-- start --

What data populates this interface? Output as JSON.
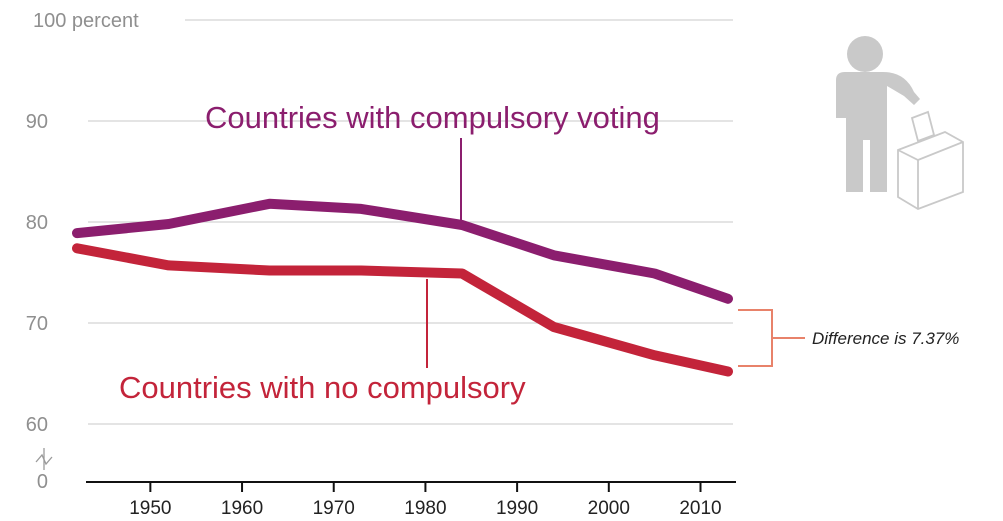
{
  "chart_data": {
    "type": "line",
    "title": "",
    "xlabel": "",
    "ylabel": "",
    "x": [
      1942,
      1952,
      1963,
      1973,
      1984,
      1994,
      2005,
      2013
    ],
    "x_ticks": [
      1950,
      1960,
      1970,
      1980,
      1990,
      2000,
      2010
    ],
    "xlim": [
      1942,
      2013
    ],
    "ylim": [
      60,
      100
    ],
    "axis_break": true,
    "y_ticks": [
      {
        "value": 100,
        "label": "100 percent"
      },
      {
        "value": 90,
        "label": "90"
      },
      {
        "value": 80,
        "label": "80"
      },
      {
        "value": 70,
        "label": "70"
      },
      {
        "value": 60,
        "label": "60"
      }
    ],
    "y_zero_label": "0",
    "grid": true,
    "series": [
      {
        "name": "Countries with compulsory voting",
        "color": "#8b1e6e",
        "values": [
          78.9,
          79.8,
          81.8,
          81.3,
          79.7,
          76.7,
          74.9,
          72.4
        ]
      },
      {
        "name": "Countries with no compulsory",
        "color": "#c3243a",
        "values": [
          77.4,
          75.7,
          75.2,
          75.2,
          74.9,
          69.6,
          66.8,
          65.2
        ]
      }
    ],
    "annotation": {
      "text": "Difference is 7.37%",
      "color": "#e8826a"
    },
    "icon": {
      "name": "person-voting-ballot-box-icon",
      "color": "#c9c9c9"
    }
  }
}
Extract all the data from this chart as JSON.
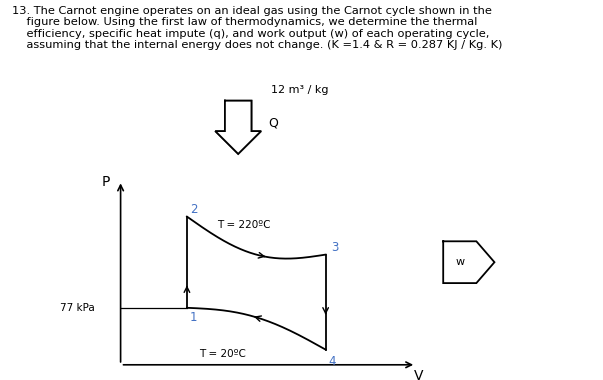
{
  "title_line1": "13. The Carnot engine operates on an ideal gas using the Carnot cycle shown in the",
  "title_line2": "    figure below. Using the first law of thermodynamics, we determine the thermal",
  "title_line3": "    efficiency, specific heat impute (q), and work output (w) of each operating cycle,",
  "title_line4": "    assuming that the internal energy does not change. (K =1.4 & R = 0.287 KJ / Kg. K)",
  "label_12m": "12 m³ / kg",
  "label_P": "P",
  "label_V": "V",
  "label_Q": "Q",
  "label_W": "w",
  "label_77kPa": "77 kPa",
  "label_T220": "T = 220ºC",
  "label_T20": "T = 20ºC",
  "point_labels": [
    "1",
    "2",
    "3",
    "4"
  ],
  "point_color": "#4472C4",
  "curve_color": "#000000",
  "arrow_color": "#000000",
  "text_color": "#000000",
  "bg_color": "#ffffff",
  "fig_width": 6.03,
  "fig_height": 3.8
}
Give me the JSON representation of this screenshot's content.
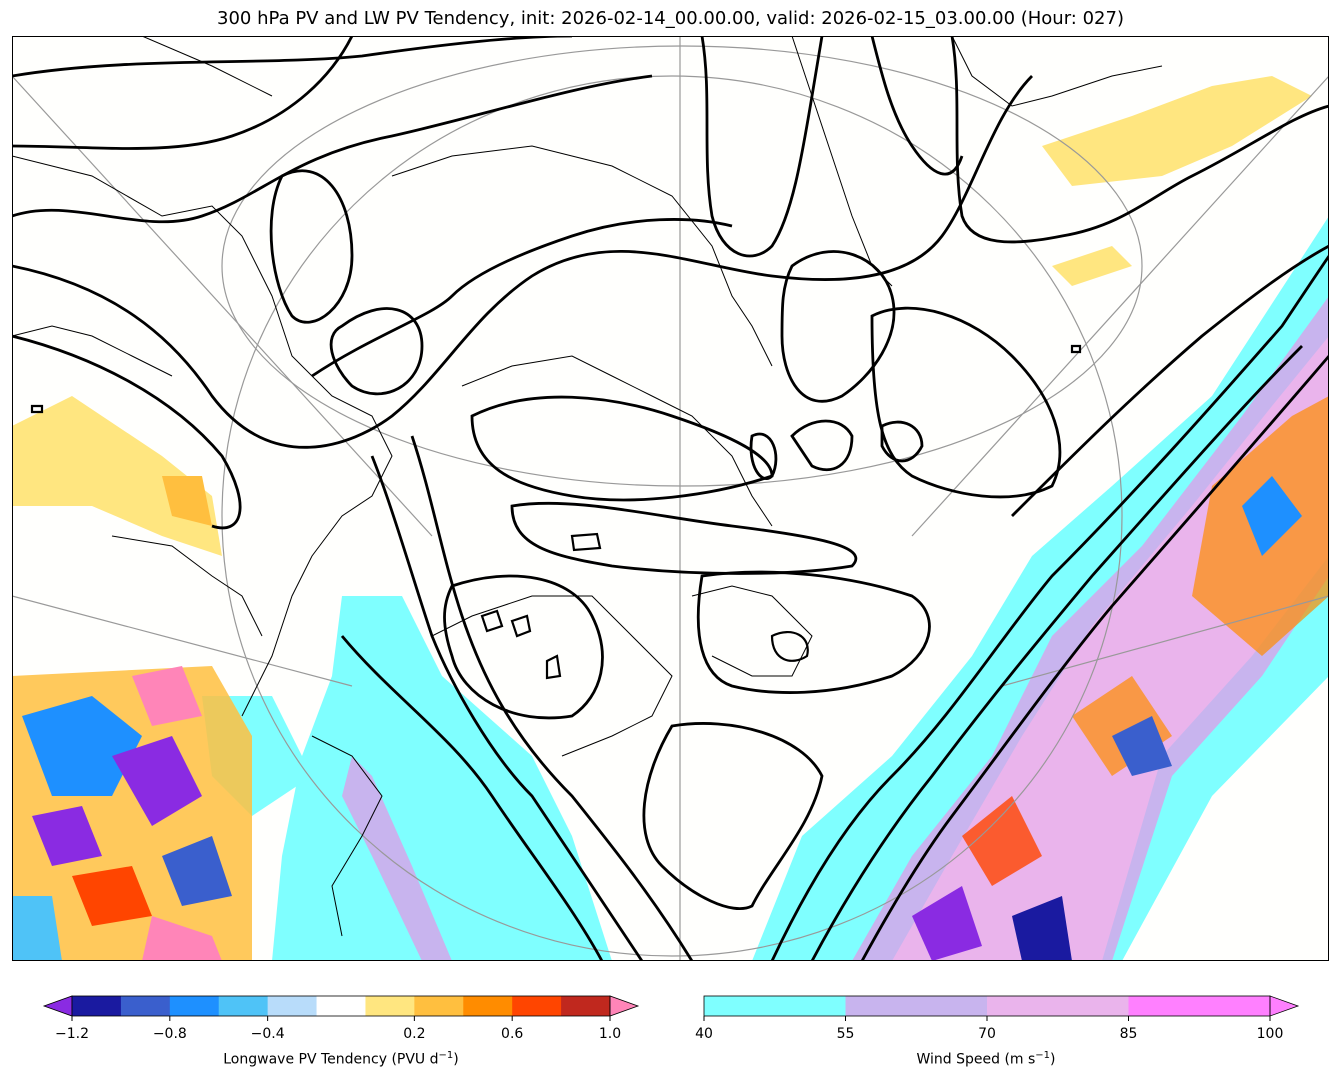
{
  "title": "300 hPa PV and LW PV Tendency, init: 2026-02-14_00.00.00, valid: 2026-02-15_03.00.00 (Hour: 027)",
  "colors": {
    "tendency": [
      "#8a2be2",
      "#1a1aa0",
      "#3a5fcd",
      "#1e90ff",
      "#4fc3f7",
      "#b8dcfa",
      "#ffffff",
      "#ffe680",
      "#ffbf3f",
      "#ff8c00",
      "#ff4500",
      "#c0281e",
      "#ff85b8"
    ],
    "wind": [
      "#7fffff",
      "#c8b4ee",
      "#eab4ec",
      "#ff80ff"
    ],
    "contour": "#000000",
    "coast": "#000000",
    "graticule": "#999999"
  },
  "tendency_colorbar": {
    "ticks": [
      "−1.2",
      "−0.8",
      "−0.4",
      "0.2",
      "0.6",
      "1.0"
    ],
    "label": "Longwave PV Tendency (PVU d",
    "label_exp": "−1",
    "label_tail": ")"
  },
  "wind_colorbar": {
    "ticks": [
      "40",
      "55",
      "70",
      "85",
      "100"
    ],
    "label": "Wind Speed (m s",
    "label_exp": "−1",
    "label_tail": ")"
  }
}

-- end --

Omit every picture, then reproduce the rest of the listing exactly.

What data populates this interface? Output as JSON.
{
  "chart_data": {
    "type": "line",
    "title": "",
    "xlabel": "",
    "ylabel": "",
    "x": [
      1942,
      1952,
      1963,
      1973,
      1984,
      1994,
      2005,
      2013
    ],
    "x_ticks": [
      1950,
      1960,
      1970,
      1980,
      1990,
      2000,
      2010
    ],
    "xlim": [
      1942,
      2013
    ],
    "ylim": [
      60,
      100
    ],
    "axis_break": true,
    "y_ticks": [
      {
        "value": 100,
        "label": "100 percent"
      },
      {
        "value": 90,
        "label": "90"
      },
      {
        "value": 80,
        "label": "80"
      },
      {
        "value": 70,
        "label": "70"
      },
      {
        "value": 60,
        "label": "60"
      }
    ],
    "y_zero_label": "0",
    "grid": true,
    "series": [
      {
        "name": "Countries with compulsory voting",
        "color": "#8b1e6e",
        "values": [
          78.9,
          79.8,
          81.8,
          81.3,
          79.7,
          76.7,
          74.9,
          72.4
        ]
      },
      {
        "name": "Countries with no compulsory",
        "color": "#c3243a",
        "values": [
          77.4,
          75.7,
          75.2,
          75.2,
          74.9,
          69.6,
          66.8,
          65.2
        ]
      }
    ],
    "annotation": {
      "text": "Difference is 7.37%",
      "color": "#e8826a"
    },
    "icon": {
      "name": "person-voting-ballot-box-icon",
      "color": "#c9c9c9"
    }
  }
}
Extract all the data from this chart as JSON.
{
  "title_line1": "13. The Carnot engine operates on an ideal gas using the Carnot cycle shown in the",
  "title_line2": "    figure below. Using the first law of thermodynamics, we determine the thermal",
  "title_line3": "    efficiency, specific heat impute (q), and work output (w) of each operating cycle,",
  "title_line4": "    assuming that the internal energy does not change. (K =1.4 & R = 0.287 KJ / Kg. K)",
  "label_12m": "12 m³ / kg",
  "label_P": "P",
  "label_V": "V",
  "label_Q": "Q",
  "label_W": "w",
  "label_77kPa": "77 kPa",
  "label_T220": "T = 220ºC",
  "label_T20": "T = 20ºC",
  "point_labels": [
    "1",
    "2",
    "3",
    "4"
  ],
  "point_color": "#4472C4",
  "curve_color": "#000000",
  "arrow_color": "#000000",
  "text_color": "#000000",
  "bg_color": "#ffffff",
  "fig_width": 6.03,
  "fig_height": 3.8
}
Give me the JSON representation of this screenshot's content.
{
  "title": "300 hPa PV and LW PV Tendency, init: 2026-02-14_00.00.00, valid: 2026-02-15_03.00.00 (Hour: 027)",
  "colors": {
    "tendency": [
      "#8a2be2",
      "#1a1aa0",
      "#3a5fcd",
      "#1e90ff",
      "#4fc3f7",
      "#b8dcfa",
      "#ffffff",
      "#ffe680",
      "#ffbf3f",
      "#ff8c00",
      "#ff4500",
      "#c0281e",
      "#ff85b8"
    ],
    "wind": [
      "#7fffff",
      "#c8b4ee",
      "#eab4ec",
      "#ff80ff"
    ],
    "contour": "#000000",
    "coast": "#000000",
    "graticule": "#999999"
  },
  "tendency_colorbar": {
    "ticks": [
      "−1.2",
      "−0.8",
      "−0.4",
      "0.2",
      "0.6",
      "1.0"
    ],
    "label": "Longwave PV Tendency (PVU d",
    "label_exp": "−1",
    "label_tail": ")"
  },
  "wind_colorbar": {
    "ticks": [
      "40",
      "55",
      "70",
      "85",
      "100"
    ],
    "label": "Wind Speed (m s",
    "label_exp": "−1",
    "label_tail": ")"
  }
}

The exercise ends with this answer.